▸ **Task description**: From the records below, pull each line that has "text".

## BEGIN Entries shown

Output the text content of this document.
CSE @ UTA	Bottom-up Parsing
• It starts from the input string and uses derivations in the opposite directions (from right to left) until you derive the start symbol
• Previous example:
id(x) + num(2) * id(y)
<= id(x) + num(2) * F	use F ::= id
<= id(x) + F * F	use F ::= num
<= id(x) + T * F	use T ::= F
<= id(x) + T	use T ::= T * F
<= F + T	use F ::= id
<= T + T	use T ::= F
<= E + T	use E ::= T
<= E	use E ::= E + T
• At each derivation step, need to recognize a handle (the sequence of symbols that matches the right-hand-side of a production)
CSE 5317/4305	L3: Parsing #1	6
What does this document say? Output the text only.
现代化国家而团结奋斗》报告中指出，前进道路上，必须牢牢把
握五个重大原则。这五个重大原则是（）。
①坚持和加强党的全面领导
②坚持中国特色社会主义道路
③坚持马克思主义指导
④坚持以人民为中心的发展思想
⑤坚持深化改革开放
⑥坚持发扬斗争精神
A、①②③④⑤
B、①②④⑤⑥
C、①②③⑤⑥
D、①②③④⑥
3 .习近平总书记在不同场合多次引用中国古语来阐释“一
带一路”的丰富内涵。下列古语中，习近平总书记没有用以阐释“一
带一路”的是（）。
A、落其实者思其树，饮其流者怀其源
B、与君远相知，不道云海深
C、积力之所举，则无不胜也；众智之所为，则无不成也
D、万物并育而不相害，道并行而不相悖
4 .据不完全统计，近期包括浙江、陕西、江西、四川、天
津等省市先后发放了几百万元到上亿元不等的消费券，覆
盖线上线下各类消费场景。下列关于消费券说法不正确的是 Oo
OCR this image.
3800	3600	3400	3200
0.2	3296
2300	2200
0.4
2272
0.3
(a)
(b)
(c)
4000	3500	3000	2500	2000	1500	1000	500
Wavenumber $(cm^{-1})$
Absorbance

## END Entries shown

▸ **Finished answer**:
Output the text content of this document.
What does this document say? Output the text only.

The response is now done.